#### [Your goal]
Please state how many lines in the records contain the string "всегда", with no words besides the number.

### Records for the task

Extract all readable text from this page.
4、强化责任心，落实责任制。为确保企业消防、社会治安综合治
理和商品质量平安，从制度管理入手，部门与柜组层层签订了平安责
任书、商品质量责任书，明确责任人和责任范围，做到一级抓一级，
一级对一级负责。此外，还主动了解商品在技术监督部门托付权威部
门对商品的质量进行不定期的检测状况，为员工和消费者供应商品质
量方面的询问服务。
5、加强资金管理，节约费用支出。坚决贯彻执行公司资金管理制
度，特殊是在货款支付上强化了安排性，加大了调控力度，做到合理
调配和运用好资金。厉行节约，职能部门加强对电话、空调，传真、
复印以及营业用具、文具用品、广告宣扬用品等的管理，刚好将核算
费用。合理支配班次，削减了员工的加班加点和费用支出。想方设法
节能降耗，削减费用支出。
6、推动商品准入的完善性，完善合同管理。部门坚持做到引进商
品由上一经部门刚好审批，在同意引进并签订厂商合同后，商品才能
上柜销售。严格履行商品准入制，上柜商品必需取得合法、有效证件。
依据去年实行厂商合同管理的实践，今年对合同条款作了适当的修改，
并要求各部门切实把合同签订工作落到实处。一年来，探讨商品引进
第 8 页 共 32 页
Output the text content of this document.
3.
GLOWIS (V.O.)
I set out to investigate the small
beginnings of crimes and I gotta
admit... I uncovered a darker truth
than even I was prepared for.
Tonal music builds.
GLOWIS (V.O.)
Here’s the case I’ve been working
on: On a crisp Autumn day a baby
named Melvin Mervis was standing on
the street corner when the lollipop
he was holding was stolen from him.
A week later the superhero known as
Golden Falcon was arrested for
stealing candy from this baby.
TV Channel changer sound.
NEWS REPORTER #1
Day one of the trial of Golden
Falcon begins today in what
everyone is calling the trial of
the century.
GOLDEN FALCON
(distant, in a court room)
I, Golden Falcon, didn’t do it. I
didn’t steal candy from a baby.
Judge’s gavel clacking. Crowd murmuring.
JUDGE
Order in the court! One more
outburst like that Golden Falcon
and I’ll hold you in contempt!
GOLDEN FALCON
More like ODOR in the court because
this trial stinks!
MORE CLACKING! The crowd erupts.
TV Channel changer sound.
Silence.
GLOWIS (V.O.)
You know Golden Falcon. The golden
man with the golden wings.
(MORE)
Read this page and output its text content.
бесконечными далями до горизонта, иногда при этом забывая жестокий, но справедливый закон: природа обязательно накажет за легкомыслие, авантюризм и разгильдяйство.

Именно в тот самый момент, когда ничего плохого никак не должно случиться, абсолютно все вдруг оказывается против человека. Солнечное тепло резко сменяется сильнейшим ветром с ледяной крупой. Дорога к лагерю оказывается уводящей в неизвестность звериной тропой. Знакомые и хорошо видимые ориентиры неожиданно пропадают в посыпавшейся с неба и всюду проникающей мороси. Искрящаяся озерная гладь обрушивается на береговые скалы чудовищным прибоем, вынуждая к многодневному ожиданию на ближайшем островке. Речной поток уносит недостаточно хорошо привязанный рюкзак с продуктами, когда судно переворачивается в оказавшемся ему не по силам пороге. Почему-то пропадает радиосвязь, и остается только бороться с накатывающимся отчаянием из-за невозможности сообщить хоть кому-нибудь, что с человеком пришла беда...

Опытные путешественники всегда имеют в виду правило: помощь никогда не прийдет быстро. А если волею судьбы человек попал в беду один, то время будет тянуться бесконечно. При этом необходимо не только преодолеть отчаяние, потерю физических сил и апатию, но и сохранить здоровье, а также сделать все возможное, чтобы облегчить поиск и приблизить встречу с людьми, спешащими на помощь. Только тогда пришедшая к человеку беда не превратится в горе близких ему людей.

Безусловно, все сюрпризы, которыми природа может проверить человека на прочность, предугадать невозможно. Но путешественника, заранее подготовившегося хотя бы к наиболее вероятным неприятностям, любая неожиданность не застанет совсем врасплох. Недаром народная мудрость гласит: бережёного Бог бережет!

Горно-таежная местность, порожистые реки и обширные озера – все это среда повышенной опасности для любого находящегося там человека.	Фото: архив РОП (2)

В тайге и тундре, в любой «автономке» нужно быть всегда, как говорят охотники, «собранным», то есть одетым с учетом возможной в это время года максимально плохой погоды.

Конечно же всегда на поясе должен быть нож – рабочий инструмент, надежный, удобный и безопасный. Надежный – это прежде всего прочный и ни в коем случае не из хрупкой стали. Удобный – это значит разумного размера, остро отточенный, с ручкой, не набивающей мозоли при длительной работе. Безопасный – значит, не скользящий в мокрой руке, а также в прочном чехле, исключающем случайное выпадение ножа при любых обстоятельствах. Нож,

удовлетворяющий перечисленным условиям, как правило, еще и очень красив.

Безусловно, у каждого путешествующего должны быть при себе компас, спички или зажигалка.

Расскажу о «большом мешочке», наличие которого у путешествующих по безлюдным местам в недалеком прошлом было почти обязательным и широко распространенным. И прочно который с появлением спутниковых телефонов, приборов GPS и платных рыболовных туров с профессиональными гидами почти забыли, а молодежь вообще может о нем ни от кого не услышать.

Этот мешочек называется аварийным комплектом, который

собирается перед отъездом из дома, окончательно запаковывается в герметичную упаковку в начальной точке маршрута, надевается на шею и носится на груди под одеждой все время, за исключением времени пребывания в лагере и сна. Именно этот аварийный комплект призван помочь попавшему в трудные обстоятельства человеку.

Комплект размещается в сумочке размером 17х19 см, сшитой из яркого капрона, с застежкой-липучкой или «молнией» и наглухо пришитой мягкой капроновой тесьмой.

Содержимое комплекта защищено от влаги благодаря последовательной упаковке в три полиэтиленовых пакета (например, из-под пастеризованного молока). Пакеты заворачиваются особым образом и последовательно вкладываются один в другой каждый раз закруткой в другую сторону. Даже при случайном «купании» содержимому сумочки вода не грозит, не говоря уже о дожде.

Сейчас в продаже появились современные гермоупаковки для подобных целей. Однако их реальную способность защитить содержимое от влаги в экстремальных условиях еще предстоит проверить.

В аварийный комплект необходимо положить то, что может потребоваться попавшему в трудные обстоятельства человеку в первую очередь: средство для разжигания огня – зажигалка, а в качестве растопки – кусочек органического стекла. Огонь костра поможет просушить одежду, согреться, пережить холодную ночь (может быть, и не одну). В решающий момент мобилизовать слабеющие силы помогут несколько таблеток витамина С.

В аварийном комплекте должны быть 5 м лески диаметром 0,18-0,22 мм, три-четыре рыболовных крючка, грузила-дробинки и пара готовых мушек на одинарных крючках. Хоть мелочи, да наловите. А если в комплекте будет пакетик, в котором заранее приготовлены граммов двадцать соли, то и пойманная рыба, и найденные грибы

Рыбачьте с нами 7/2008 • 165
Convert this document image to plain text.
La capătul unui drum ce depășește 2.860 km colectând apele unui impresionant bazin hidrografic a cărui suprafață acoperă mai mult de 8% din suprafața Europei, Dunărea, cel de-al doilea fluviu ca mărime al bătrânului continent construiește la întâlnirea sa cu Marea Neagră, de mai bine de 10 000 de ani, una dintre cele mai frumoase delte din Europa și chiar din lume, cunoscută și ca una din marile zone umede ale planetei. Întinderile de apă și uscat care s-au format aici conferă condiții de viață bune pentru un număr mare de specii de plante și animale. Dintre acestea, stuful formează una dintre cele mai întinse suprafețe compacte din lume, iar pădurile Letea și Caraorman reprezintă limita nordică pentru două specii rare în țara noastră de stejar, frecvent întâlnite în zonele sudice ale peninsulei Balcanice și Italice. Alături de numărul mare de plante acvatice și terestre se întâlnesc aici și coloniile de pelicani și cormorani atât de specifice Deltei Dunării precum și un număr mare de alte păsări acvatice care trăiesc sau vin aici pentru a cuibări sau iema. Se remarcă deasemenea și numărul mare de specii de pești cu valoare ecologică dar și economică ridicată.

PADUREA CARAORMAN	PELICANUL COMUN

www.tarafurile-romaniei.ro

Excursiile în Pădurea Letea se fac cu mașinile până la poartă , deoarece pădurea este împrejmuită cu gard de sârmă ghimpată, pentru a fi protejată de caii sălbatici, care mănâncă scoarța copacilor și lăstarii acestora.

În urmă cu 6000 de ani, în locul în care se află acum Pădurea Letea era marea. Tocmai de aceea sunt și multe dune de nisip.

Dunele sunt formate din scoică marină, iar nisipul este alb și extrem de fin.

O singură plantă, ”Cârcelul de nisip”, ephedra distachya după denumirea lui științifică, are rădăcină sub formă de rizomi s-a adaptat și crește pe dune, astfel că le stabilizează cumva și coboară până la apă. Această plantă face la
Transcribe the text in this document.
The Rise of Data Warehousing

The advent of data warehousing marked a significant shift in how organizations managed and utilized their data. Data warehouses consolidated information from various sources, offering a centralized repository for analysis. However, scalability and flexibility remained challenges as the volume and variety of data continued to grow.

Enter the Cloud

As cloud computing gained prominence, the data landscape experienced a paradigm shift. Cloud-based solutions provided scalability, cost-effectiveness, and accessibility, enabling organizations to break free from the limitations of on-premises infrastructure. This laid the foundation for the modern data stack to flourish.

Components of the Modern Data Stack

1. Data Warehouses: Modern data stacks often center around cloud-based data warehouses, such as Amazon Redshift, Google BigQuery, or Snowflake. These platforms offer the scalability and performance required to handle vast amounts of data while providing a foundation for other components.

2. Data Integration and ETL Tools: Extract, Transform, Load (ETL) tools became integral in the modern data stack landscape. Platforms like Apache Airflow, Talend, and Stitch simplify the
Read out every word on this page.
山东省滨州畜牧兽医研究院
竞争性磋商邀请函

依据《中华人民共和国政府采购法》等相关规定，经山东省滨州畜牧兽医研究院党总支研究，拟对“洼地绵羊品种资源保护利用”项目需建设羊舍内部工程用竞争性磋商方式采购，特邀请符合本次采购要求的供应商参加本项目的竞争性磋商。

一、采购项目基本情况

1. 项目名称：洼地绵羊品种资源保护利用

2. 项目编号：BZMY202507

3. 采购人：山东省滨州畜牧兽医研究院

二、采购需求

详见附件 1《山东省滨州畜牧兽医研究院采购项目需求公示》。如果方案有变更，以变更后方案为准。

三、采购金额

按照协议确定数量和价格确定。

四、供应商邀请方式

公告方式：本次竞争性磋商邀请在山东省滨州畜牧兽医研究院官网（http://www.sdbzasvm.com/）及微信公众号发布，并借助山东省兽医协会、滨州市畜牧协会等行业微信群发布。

######

#### [Solution for this exercise]
3